(TO DO) Transcribe every line exactly and omit anything that is a picture.

(RECORD EXCERPTS)
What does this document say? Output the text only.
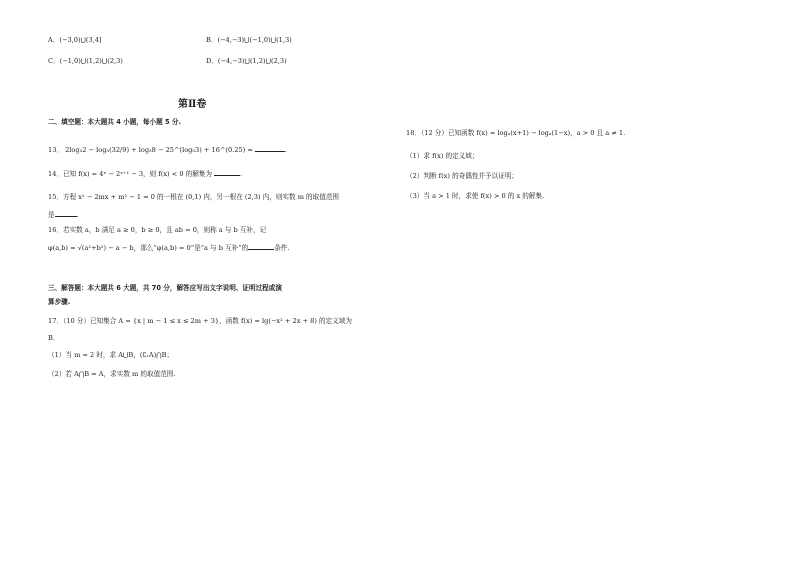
A．(−3,0)⋃(3,4]	B．(−4,−3)⋃(−1,0)⋃(1,3)
C．(−1,0)⋃(1,2)⋃(2,3)	D．(−4,−3)⋃(1,2)⋃(2,3)
第Ⅱ卷
二、填空题：本大题共 4 小题，每小题 5 分.
13． 2log₃2 − log₃(32/9) + log₃8 − 25^(log₅3) + 16^(0.25) =	.
14．已知 f(x) = 4ˣ − 2ˣ⁺¹ − 3，则 f(x) < 0 的解集为	.
15．方程 x² − 2mx + m² − 1 = 0 的一根在 (0,1) 内，另一根在 (2,3) 内，则实数 m 的取值范围
是	.
16．若实数 a，b 满足 a ≥ 0，b ≥ 0，且 ab = 0，则称 a 与 b 互补，记
φ(a,b) = √(a²+b²) − a − b，那么“φ(a,b) = 0”是“a 与 b 互补”的	条件.
三、解答题：本大题共 6 大题，共 70 分，解答应写出文字说明、证明过程或演
算步骤.
17．（10 分）已知集合 A = {x | m − 1 ≤ x ≤ 2m + 3}，函数 f(x) = lg(−x² + 2x + 8) 的定义域为
B．
（1）当 m = 2 时，求 A⋃B，(∁ᵣA)⋂B；
（2）若 A⋂B = A，求实数 m 的取值范围.
18．（12 分）已知函数 f(x) = logₐ(x+1) − logₐ(1−x)，a > 0 且 a ≠ 1.
（1）求 f(x) 的定义域；
（2）判断 f(x) 的奇偶性并予以证明；
（3）当 a > 1 时，求使 f(x) > 0 的 x 的解集.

(SOLUTION)
What does this document say? Output the text only.
A．(−3,0)⋃(3,4]	B．(−4,−3)⋃(−1,0)⋃(1,3)
C．(−1,0)⋃(1,2)⋃(2,3)	D．(−4,−3)⋃(1,2)⋃(2,3)
第Ⅱ卷
二、填空题：本大题共 4 小题，每小题 5 分.
13． 2log₃2 − log₃(32/9) + log₃8 − 25^(log₅3) + 16^(0.25) =	.
14．已知 f(x) = 4ˣ − 2ˣ⁺¹ − 3，则 f(x) < 0 的解集为	.
15．方程 x² − 2mx + m² − 1 = 0 的一根在 (0,1) 内，另一根在 (2,3) 内，则实数 m 的取值范围
是	.
16．若实数 a，b 满足 a ≥ 0，b ≥ 0，且 ab = 0，则称 a 与 b 互补，记
φ(a,b) = √(a²+b²) − a − b，那么“φ(a,b) = 0”是“a 与 b 互补”的	条件.
三、解答题：本大题共 6 大题，共 70 分，解答应写出文字说明、证明过程或演
算步骤.
17．（10 分）已知集合 A = {x | m − 1 ≤ x ≤ 2m + 3}，函数 f(x) = lg(−x² + 2x + 8) 的定义域为
B．
（1）当 m = 2 时，求 A⋃B，(∁ᵣA)⋂B；
（2）若 A⋂B = A，求实数 m 的取值范围.
18．（12 分）已知函数 f(x) = logₐ(x+1) − logₐ(1−x)，a > 0 且 a ≠ 1.
（1）求 f(x) 的定义域；
（2）判断 f(x) 的奇偶性并予以证明；
（3）当 a > 1 时，求使 f(x) > 0 的 x 的解集.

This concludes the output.